▶ _Problem statement_: Which lines contain the string "screenshot"? Please list every one of them.

▶ _Recorded data_:
# # # #

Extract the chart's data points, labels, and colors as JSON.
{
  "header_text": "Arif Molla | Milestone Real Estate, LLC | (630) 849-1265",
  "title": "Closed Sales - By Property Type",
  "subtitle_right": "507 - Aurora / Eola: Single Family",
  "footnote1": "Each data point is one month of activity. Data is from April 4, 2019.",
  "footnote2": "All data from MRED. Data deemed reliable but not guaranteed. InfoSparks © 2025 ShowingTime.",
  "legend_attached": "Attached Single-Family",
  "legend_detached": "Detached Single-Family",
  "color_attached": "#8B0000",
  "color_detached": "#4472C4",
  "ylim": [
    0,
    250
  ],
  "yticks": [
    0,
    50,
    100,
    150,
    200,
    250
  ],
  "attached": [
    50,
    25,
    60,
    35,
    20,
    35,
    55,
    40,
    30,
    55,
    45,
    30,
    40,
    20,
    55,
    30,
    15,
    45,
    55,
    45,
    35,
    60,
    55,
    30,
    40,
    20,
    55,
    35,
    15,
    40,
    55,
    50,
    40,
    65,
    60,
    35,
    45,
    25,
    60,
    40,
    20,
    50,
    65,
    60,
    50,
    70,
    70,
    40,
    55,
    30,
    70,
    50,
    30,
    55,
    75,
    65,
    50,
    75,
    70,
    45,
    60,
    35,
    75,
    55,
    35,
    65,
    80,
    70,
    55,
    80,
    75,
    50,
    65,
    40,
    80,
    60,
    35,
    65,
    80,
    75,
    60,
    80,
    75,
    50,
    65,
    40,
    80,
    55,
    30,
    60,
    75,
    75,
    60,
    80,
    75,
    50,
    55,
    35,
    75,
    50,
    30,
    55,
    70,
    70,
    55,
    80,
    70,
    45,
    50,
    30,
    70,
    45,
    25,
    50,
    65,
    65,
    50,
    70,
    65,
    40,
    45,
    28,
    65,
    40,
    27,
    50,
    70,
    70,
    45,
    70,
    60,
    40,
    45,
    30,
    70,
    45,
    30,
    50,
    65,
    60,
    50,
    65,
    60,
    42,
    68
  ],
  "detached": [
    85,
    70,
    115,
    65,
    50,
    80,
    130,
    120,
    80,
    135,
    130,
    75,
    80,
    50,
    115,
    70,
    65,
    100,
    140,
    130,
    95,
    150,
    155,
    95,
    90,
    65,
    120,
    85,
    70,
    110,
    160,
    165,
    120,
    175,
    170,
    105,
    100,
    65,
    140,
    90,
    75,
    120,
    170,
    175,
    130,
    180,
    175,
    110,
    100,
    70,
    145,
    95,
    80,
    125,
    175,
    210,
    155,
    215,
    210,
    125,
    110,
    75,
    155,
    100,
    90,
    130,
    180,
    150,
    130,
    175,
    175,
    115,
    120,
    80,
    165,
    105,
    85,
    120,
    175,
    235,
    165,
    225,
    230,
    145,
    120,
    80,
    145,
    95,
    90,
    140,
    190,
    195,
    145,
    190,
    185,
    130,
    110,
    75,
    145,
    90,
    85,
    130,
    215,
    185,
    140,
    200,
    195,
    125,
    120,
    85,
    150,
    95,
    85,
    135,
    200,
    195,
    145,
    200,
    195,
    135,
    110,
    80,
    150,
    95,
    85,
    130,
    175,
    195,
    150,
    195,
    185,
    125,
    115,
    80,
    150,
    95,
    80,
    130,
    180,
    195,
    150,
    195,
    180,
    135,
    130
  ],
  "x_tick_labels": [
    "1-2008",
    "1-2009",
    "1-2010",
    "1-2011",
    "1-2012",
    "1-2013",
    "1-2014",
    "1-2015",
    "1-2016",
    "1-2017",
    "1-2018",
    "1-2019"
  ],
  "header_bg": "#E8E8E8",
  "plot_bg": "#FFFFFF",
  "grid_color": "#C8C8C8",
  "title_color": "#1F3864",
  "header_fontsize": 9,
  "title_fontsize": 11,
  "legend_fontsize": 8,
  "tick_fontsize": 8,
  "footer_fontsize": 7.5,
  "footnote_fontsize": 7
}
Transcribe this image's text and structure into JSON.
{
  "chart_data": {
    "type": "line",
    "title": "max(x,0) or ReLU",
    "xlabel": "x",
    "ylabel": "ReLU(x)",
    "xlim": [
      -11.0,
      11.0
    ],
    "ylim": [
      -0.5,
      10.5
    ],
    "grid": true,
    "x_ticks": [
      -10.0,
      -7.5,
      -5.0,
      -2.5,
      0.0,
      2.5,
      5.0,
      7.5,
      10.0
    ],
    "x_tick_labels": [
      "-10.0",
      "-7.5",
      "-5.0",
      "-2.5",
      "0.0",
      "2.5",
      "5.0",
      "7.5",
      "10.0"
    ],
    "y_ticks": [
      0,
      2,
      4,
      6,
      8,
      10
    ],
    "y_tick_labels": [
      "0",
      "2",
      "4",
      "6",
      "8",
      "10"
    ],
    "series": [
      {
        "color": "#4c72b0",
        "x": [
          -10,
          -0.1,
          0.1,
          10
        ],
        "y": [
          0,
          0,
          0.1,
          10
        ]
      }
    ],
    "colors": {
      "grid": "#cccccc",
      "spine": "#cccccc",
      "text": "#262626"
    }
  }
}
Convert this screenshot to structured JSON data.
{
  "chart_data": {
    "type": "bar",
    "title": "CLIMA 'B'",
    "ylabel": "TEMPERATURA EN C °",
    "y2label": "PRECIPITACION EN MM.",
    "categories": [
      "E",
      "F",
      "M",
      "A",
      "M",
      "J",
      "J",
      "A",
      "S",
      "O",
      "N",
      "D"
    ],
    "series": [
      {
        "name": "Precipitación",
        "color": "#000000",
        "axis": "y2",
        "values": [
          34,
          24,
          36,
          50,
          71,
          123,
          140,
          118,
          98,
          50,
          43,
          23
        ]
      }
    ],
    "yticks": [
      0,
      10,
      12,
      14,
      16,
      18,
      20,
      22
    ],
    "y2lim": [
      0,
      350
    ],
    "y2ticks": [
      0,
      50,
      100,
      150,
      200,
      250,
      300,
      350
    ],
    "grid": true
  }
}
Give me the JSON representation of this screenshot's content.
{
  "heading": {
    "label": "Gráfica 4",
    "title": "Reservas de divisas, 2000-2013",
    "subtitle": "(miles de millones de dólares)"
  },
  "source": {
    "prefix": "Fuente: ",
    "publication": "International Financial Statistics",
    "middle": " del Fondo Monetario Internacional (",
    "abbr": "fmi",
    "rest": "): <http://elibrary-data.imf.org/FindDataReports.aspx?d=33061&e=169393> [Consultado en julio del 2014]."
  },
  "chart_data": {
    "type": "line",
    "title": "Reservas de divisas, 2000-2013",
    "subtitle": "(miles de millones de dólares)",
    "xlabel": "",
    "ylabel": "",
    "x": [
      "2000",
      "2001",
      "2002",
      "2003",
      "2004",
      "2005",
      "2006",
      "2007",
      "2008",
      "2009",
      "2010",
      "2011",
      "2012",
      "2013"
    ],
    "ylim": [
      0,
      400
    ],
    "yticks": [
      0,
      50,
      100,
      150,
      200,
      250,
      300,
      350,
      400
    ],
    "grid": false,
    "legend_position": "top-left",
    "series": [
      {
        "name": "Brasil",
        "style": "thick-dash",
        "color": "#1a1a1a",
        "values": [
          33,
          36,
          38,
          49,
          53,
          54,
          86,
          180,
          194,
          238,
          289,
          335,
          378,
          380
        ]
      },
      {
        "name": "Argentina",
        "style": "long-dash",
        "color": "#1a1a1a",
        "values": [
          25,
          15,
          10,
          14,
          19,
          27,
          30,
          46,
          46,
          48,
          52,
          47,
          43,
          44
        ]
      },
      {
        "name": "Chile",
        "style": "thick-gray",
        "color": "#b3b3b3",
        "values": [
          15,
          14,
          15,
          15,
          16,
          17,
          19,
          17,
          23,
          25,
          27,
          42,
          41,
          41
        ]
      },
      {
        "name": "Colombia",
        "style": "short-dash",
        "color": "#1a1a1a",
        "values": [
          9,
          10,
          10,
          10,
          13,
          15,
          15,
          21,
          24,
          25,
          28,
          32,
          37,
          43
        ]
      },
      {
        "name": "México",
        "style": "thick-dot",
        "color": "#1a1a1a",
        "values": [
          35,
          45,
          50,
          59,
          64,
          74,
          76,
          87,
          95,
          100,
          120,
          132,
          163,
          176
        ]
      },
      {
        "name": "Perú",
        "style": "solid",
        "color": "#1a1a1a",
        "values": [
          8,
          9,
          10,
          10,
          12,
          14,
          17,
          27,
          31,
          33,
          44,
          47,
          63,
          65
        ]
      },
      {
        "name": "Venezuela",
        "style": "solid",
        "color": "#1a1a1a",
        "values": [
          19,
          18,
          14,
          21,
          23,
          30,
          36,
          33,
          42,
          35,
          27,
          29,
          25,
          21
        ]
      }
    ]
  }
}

# # # #

▶ _Task response_:
Convert this screenshot to structured JSON data.
Give me the JSON representation of this screenshot's content.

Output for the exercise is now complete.